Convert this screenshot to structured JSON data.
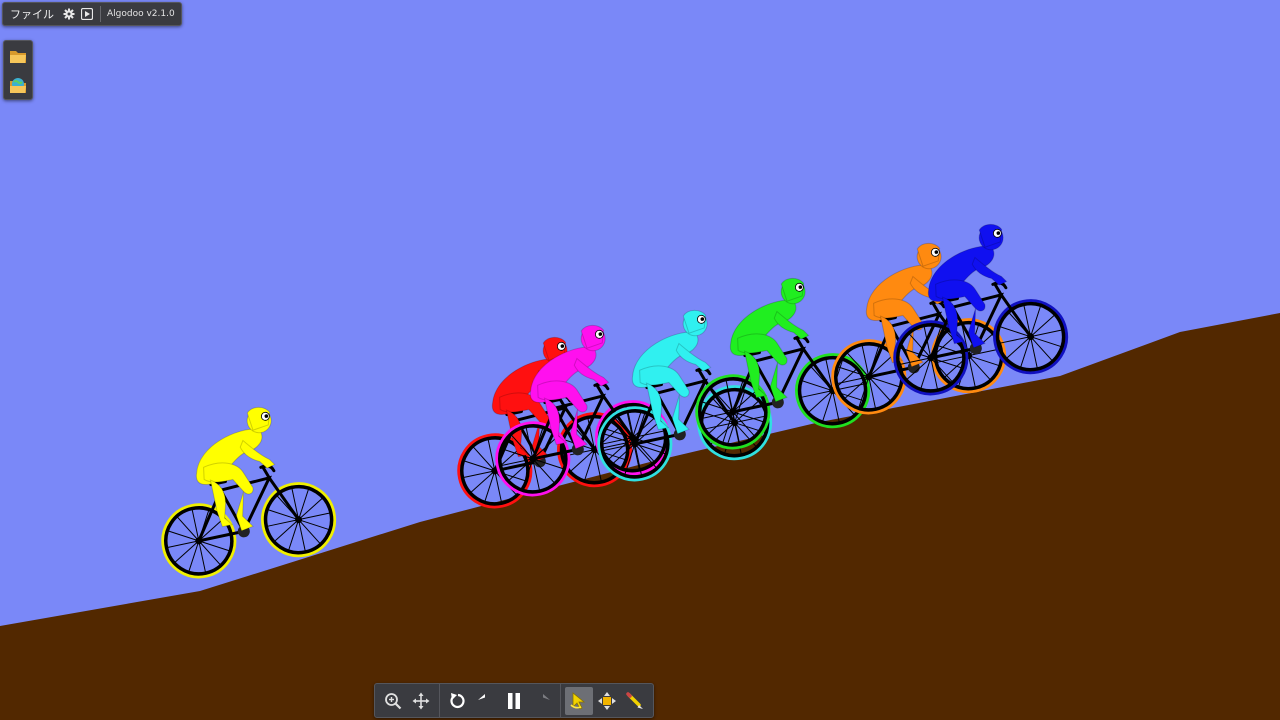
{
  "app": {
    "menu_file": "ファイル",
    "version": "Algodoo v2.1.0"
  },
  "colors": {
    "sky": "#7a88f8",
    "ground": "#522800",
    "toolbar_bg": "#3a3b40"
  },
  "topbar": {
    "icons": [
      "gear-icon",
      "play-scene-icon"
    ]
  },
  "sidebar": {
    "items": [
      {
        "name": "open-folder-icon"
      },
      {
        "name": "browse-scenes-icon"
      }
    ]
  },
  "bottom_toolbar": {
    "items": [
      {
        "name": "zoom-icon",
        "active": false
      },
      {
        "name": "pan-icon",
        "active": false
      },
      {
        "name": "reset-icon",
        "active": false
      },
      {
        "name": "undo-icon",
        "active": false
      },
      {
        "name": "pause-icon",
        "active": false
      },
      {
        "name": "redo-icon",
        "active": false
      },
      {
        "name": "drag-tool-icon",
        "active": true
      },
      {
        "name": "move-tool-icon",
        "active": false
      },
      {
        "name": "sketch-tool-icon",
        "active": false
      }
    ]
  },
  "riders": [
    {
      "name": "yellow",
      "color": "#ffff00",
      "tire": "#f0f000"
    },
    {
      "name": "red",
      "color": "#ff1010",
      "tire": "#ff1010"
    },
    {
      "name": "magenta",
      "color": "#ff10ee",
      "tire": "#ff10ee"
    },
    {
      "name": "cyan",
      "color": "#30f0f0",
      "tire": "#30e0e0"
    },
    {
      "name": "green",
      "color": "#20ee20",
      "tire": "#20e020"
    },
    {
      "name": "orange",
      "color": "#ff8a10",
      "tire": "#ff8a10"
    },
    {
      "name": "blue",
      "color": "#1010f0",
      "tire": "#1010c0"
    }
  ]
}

**********

__What the task asks__
Read the entries above, then pull out the lines that include "tire".

__Solution for this exercise__
      "tire": "#f0f000"
      "tire": "#ff1010"
      "tire": "#ff10ee"
      "tire": "#30e0e0"
      "tire": "#20e020"
      "tire": "#ff8a10"
      "tire": "#1010c0"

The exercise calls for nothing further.